Every line that contains the word "Select" should be copied.

* begin EXCERPTED RECORDS *

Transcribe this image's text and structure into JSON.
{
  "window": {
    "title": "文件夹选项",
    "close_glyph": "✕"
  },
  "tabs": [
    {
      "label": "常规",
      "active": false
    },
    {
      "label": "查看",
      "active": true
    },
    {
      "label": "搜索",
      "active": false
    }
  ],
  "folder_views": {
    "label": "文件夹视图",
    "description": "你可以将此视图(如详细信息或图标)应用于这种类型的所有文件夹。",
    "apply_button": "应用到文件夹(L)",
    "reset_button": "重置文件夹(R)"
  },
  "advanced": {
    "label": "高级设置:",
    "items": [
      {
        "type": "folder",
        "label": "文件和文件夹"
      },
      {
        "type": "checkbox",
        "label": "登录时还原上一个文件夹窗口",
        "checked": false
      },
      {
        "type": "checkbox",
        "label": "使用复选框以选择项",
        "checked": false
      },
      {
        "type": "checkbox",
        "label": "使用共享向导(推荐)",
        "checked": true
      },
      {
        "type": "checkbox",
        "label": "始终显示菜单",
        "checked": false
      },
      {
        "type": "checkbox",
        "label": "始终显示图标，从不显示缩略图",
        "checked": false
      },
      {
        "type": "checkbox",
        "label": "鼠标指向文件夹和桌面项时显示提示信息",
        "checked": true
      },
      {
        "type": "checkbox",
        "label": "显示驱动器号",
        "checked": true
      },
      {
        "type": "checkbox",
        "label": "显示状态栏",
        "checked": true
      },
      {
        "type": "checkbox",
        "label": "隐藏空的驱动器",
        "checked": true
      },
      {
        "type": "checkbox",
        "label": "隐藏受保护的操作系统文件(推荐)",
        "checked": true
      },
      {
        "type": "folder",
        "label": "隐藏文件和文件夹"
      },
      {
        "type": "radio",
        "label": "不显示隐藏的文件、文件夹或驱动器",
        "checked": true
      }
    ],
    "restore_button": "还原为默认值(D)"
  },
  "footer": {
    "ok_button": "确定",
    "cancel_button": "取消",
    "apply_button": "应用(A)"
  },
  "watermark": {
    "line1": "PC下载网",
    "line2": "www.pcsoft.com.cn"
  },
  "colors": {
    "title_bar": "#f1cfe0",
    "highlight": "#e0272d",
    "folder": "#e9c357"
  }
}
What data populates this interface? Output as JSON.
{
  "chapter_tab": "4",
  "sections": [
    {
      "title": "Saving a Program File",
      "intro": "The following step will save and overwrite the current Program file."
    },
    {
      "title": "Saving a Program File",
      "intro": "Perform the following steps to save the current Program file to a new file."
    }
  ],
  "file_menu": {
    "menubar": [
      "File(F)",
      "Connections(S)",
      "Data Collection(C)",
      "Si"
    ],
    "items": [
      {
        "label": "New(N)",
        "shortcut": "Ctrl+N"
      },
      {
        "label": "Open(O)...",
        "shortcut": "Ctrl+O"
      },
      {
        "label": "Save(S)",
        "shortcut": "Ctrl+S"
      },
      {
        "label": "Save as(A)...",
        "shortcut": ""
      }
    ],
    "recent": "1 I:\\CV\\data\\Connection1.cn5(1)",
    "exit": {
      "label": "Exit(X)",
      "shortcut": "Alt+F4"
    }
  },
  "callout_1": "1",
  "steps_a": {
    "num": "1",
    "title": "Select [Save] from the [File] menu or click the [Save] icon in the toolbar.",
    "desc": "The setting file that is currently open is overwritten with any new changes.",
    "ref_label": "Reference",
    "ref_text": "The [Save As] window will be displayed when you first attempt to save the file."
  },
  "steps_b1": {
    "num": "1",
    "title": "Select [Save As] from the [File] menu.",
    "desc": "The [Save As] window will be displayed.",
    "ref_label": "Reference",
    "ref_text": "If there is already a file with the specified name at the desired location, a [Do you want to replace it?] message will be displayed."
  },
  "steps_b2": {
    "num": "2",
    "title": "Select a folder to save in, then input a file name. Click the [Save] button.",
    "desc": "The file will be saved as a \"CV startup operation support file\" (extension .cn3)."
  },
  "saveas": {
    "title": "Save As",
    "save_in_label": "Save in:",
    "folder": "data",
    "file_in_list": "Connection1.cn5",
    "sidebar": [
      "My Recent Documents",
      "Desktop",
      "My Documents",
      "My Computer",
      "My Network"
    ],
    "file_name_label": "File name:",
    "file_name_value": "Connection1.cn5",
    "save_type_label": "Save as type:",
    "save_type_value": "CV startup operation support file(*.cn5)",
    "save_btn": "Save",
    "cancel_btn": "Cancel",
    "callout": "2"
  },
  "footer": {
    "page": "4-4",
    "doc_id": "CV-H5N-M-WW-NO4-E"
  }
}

* end EXCERPTED RECORDS *

▶ **RESPONSE FOR THIS EXERCISE**:
    "title": "Select [Save] from the [File] menu or click the [Save] icon in the toolbar.",
    "title": "Select [Save As] from the [File] menu.",
    "title": "Select a folder to save in, then input a file name. Click the [Save] button.",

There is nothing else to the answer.